Problem to work on:
What is the number of lines holding the word "content"? Write that number and nothing else.

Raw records
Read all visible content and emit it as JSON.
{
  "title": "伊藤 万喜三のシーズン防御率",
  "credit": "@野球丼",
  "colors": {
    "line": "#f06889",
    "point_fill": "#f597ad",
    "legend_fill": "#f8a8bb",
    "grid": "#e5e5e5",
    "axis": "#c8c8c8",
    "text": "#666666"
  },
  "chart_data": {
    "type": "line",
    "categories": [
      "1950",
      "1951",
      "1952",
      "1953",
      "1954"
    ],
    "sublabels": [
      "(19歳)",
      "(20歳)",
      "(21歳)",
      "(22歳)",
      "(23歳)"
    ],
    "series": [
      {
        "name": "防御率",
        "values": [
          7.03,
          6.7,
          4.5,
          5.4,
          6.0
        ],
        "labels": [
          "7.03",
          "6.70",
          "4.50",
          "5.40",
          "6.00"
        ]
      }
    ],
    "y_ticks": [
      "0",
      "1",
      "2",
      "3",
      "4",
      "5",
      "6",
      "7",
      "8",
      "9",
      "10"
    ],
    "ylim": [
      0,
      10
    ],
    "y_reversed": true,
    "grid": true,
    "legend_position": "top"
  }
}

---

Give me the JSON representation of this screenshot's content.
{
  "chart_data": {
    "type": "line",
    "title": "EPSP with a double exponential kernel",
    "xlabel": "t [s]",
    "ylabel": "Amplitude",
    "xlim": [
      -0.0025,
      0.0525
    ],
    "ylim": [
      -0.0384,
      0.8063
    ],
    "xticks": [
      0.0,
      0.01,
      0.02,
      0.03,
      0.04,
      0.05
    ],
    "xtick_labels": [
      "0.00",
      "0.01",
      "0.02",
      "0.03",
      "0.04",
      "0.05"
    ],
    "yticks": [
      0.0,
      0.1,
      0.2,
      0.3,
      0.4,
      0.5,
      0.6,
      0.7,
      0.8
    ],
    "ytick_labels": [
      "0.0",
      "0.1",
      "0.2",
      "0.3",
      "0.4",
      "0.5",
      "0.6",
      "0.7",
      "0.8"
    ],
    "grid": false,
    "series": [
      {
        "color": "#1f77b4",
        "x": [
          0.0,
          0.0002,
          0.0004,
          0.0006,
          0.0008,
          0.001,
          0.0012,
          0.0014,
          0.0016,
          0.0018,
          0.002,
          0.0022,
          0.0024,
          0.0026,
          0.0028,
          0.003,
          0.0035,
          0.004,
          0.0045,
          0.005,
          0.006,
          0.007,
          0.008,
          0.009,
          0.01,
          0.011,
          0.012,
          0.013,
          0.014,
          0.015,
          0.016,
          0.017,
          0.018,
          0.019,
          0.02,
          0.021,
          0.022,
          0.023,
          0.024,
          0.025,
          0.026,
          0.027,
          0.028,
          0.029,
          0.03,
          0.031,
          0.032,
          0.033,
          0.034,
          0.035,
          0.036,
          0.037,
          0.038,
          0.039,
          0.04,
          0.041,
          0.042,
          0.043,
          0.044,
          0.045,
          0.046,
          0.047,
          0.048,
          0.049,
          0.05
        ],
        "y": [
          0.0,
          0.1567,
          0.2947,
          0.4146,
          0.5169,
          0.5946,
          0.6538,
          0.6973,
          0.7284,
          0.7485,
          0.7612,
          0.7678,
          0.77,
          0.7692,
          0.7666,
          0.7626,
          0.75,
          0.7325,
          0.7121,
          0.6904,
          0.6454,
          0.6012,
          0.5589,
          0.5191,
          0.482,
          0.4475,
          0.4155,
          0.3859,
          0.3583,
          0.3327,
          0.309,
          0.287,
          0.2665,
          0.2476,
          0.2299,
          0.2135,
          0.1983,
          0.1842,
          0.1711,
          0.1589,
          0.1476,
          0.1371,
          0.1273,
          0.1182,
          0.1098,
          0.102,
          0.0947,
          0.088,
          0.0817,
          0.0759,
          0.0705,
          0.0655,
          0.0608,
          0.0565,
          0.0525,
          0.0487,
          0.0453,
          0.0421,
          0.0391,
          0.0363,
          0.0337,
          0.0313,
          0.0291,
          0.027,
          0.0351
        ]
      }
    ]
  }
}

Written answer:
2